Work instructions:
Below are some records. Pull every line that contains the word "Упражнение".

_ _ _ _ _

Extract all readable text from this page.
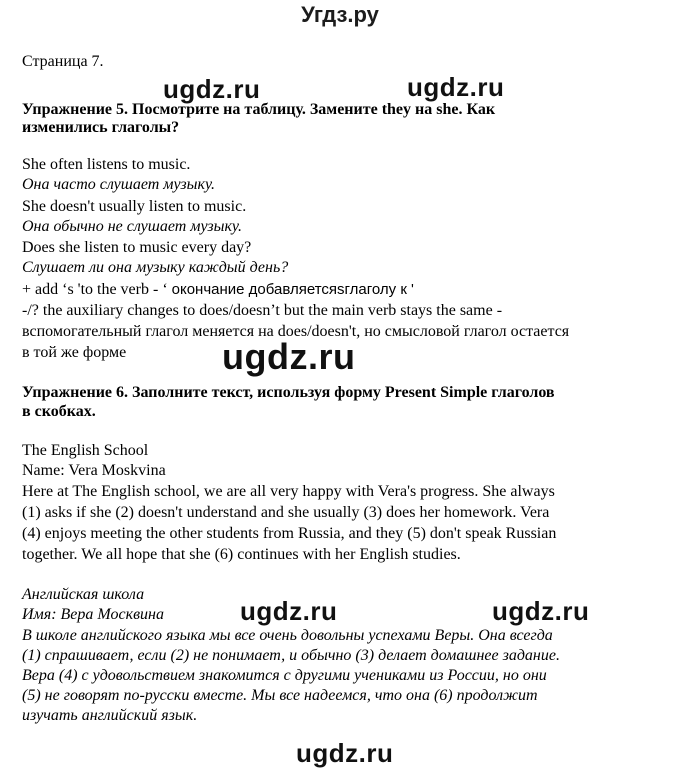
Угдз.ру
Страница 7.
ugdz.ru	ugdz.ru
Упражнение 5. Посмотрите на таблицу. Замените they на she. Как
изменились глаголы?
She often listens to music.
Она часто слушает музыку.
She doesn't usually listen to music.
Она обычно не слушает музыку.
Does she listen to music every day?
Слушает ли она музыку каждый день?
+ add ‘s 'to the verb - ‘ окончание добавляетсяsглаголу к '
-/? the auxiliary changes to does/doesn’t but the main verb stays the same -
вспомогательный глагол меняется на does/doesn't, но смысловой глагол остается
в той же форме	ugdz.ru
Упражнение 6. Заполните текст, используя форму Present Simple глаголов
в скобках.
The English School
Name: Vera Moskvina
Here at The English school, we are all very happy with Vera's progress. She always
(1) asks if she (2) doesn't understand and she usually (3) does her homework. Vera
(4) enjoys meeting the other students from Russia, and they (5) don't speak Russian
together. We all hope that she (6) continues with her English studies.
Английская школа
Имя: Вера Москвина
В школе английского языка мы все очень довольны успехами Веры. Она всегда
(1) спрашивает, если (2) не понимает, и обычно (3) делает домашнее задание.
Вера (4) с удовольствием знакомится с другими учениками из России, но они
(5) не говорят по-русски вместе. Мы все надеемся, что она (6) продолжит
изучать английский язык.
ugdz.ru	ugdz.ru
ugdz.ru
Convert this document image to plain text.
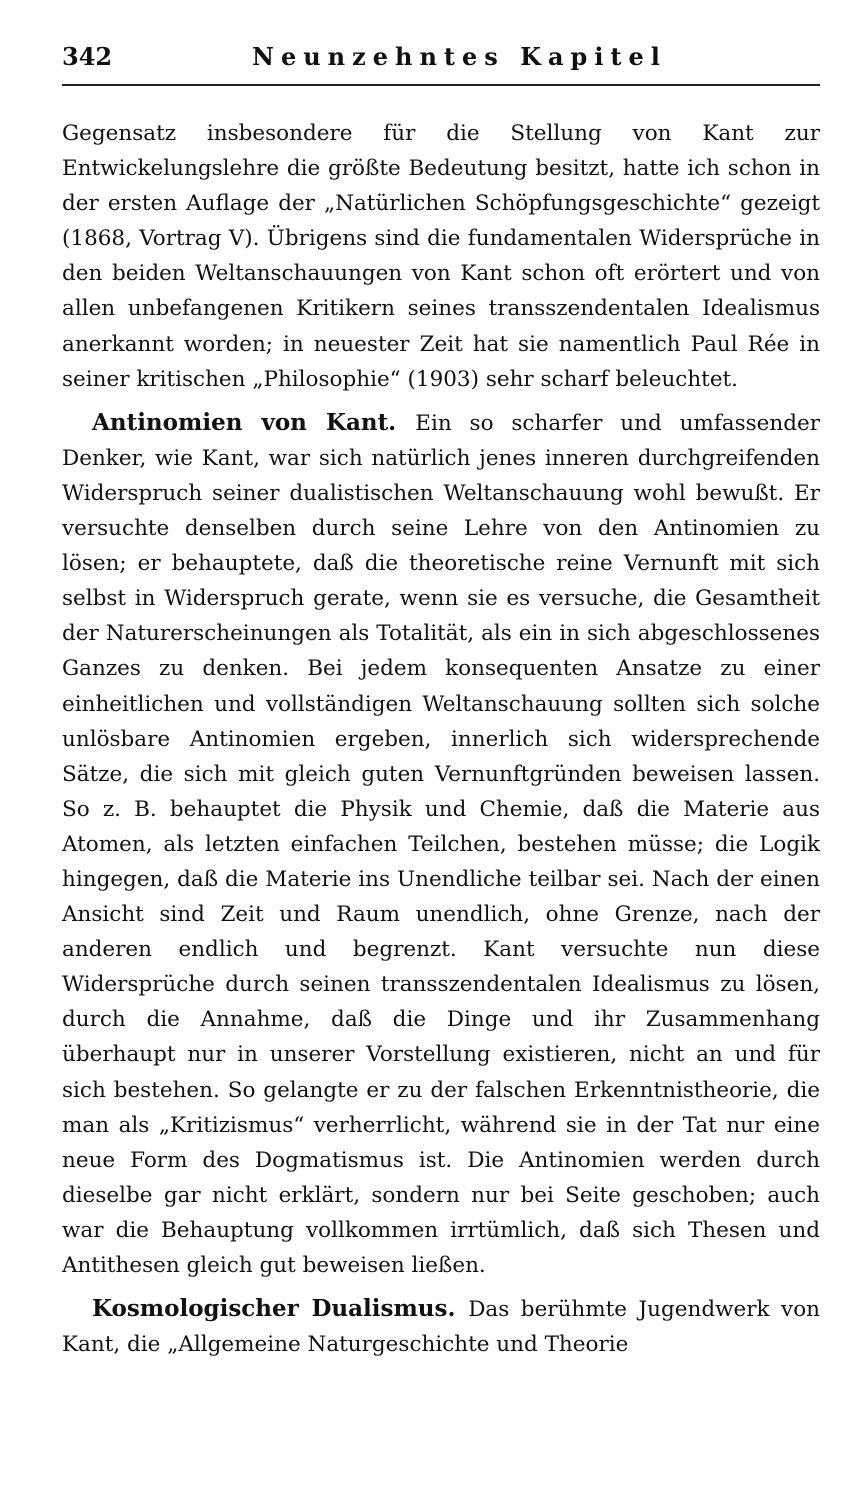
342	Neunzehntes Kapitel

Gegensatz insbesondere für die Stellung von Kant zur Entwickelungslehre die größte Bedeutung besitzt, hatte ich schon in der ersten Auflage der „Natürlichen Schöpfungsgeschichte“ gezeigt (1868, Vortrag V). Übrigens sind die fundamentalen Widersprüche in den beiden Weltanschauungen von Kant schon oft erörtert und von allen unbefangenen Kritikern seines transszendentalen Idealismus anerkannt worden; in neuester Zeit hat sie namentlich Paul Rée in seiner kritischen „Philosophie“ (1903) sehr scharf beleuchtet.

Antinomien von Kant. Ein so scharfer und umfassender Denker, wie Kant, war sich natürlich jenes inneren durchgreifenden Widerspruch seiner dualistischen Weltanschauung wohl bewußt. Er versuchte denselben durch seine Lehre von den Antinomien zu lösen; er behauptete, daß die theoretische reine Vernunft mit sich selbst in Widerspruch gerate, wenn sie es versuche, die Gesamtheit der Naturerscheinungen als Totalität, als ein in sich abgeschlossenes Ganzes zu denken. Bei jedem konsequenten Ansatze zu einer einheitlichen und vollständigen Weltanschauung sollten sich solche unlösbare Antinomien ergeben, innerlich sich widersprechende Sätze, die sich mit gleich guten Vernunftgründen beweisen lassen. So z. B. behauptet die Physik und Chemie, daß die Materie aus Atomen, als letzten einfachen Teilchen, bestehen müsse; die Logik hingegen, daß die Materie ins Unendliche teilbar sei. Nach der einen Ansicht sind Zeit und Raum unendlich, ohne Grenze, nach der anderen endlich und begrenzt. Kant versuchte nun diese Widersprüche durch seinen transszendentalen Idealismus zu lösen, durch die Annahme, daß die Dinge und ihr Zusammenhang überhaupt nur in unserer Vorstellung existieren, nicht an und für sich bestehen. So gelangte er zu der falschen Erkenntnistheorie, die man als „Kritizismus“ verherrlicht, während sie in der Tat nur eine neue Form des Dogmatismus ist. Die Antinomien werden durch dieselbe gar nicht erklärt, sondern nur bei Seite geschoben; auch war die Behauptung vollkommen irrtümlich, daß sich Thesen und Antithesen gleich gut beweisen ließen.

Kosmologischer Dualismus. Das berühmte Jugendwerk von Kant, die „Allgemeine Naturgeschichte und Theorie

_ _ _ _ _

Task answer:
Упражнение 5. Посмотрите на таблицу. Замените they на she. Как
Упражнение 6. Заполните текст, используя форму Present Simple глаголов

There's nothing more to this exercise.